Below are records; count the lines in them that hold "Pole" and give only the count.

■ Figure collection entries
======

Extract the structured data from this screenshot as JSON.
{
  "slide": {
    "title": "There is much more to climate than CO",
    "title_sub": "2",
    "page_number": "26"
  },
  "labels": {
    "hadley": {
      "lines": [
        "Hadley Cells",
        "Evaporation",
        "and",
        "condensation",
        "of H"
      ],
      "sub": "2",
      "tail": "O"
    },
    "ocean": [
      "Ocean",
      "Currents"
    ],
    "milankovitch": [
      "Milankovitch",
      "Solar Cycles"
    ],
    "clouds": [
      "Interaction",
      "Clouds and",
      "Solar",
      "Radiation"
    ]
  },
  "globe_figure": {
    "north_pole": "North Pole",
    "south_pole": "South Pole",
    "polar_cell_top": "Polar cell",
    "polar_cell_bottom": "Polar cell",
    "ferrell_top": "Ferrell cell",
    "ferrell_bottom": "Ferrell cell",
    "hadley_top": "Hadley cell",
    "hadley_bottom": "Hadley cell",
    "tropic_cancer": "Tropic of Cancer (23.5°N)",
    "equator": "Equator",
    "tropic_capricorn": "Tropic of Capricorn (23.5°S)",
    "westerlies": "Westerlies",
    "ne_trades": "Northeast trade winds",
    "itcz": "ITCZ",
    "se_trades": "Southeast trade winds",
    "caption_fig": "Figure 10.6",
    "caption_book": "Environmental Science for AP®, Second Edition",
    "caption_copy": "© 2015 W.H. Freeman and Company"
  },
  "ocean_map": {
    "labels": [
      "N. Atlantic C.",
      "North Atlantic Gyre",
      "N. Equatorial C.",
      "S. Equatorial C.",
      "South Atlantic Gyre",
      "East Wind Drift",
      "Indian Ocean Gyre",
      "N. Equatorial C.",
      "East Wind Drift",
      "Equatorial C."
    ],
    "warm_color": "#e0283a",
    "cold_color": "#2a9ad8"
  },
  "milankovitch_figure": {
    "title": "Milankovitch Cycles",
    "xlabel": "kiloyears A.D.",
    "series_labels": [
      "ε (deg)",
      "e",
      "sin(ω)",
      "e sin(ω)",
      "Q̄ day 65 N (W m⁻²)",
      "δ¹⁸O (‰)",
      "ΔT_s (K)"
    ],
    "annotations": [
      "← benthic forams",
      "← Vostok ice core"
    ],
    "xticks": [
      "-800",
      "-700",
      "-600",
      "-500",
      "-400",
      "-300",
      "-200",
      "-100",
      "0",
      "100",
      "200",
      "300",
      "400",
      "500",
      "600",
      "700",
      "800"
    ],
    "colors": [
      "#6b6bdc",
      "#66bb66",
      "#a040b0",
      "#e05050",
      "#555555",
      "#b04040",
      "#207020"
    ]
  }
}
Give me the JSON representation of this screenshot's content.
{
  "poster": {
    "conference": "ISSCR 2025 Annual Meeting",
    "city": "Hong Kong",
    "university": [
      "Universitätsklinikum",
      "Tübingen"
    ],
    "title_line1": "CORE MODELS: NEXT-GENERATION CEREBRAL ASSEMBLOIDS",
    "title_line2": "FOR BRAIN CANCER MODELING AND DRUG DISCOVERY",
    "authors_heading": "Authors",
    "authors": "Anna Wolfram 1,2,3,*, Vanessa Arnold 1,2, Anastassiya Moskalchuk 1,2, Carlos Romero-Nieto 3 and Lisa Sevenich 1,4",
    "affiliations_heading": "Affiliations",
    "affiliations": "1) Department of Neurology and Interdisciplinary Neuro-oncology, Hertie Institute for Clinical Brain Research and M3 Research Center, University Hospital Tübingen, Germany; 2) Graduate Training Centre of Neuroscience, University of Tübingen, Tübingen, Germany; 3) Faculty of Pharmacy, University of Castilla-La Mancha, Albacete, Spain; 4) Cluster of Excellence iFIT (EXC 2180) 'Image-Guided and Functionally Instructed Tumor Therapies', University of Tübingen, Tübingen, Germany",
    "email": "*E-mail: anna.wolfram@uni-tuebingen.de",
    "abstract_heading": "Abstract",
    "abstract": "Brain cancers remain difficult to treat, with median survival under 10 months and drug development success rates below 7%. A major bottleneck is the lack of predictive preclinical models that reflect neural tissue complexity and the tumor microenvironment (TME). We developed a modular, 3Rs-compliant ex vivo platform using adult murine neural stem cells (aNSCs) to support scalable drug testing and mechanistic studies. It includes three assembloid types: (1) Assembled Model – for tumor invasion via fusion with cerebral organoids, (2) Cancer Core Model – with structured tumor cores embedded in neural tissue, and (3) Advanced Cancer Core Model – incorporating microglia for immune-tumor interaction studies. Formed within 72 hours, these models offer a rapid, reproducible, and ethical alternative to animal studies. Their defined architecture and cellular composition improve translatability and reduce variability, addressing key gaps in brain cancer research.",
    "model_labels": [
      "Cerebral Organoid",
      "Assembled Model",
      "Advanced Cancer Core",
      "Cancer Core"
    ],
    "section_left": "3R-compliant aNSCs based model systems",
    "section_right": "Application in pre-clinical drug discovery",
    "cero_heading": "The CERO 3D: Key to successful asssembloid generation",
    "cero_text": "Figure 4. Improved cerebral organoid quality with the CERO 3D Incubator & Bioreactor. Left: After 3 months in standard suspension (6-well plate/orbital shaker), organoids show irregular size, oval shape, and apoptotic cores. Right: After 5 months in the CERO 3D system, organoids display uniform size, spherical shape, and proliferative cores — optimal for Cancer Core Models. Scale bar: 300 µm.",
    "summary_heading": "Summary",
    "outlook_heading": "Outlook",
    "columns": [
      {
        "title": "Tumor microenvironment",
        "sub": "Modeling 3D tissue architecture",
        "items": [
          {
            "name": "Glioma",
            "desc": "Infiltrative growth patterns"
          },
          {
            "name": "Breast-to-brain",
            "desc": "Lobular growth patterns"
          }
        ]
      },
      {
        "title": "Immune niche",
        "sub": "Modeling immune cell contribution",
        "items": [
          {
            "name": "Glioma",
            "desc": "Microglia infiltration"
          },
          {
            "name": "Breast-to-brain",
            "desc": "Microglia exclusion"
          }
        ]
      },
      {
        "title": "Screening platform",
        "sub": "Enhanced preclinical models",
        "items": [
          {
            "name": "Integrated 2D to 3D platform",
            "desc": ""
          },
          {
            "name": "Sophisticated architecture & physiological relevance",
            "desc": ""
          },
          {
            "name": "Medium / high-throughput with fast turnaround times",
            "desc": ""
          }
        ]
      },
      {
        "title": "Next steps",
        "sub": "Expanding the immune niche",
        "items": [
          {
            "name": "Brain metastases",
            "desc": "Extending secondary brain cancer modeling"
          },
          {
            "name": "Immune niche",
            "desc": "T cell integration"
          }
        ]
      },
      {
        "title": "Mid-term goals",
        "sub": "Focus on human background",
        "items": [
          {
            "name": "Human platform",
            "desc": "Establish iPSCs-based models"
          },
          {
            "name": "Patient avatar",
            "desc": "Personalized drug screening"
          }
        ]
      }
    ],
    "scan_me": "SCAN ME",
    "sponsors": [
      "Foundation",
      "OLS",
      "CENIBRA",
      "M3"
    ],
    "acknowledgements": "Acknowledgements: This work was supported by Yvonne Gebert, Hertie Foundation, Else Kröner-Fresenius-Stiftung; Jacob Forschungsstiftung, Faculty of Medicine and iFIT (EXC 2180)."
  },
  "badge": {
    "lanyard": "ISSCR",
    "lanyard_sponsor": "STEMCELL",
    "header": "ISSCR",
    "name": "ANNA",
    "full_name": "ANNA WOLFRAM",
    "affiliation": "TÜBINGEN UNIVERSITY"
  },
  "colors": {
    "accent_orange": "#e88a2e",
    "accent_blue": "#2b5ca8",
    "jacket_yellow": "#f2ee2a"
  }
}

======

■ EXERCISE ANSWER
2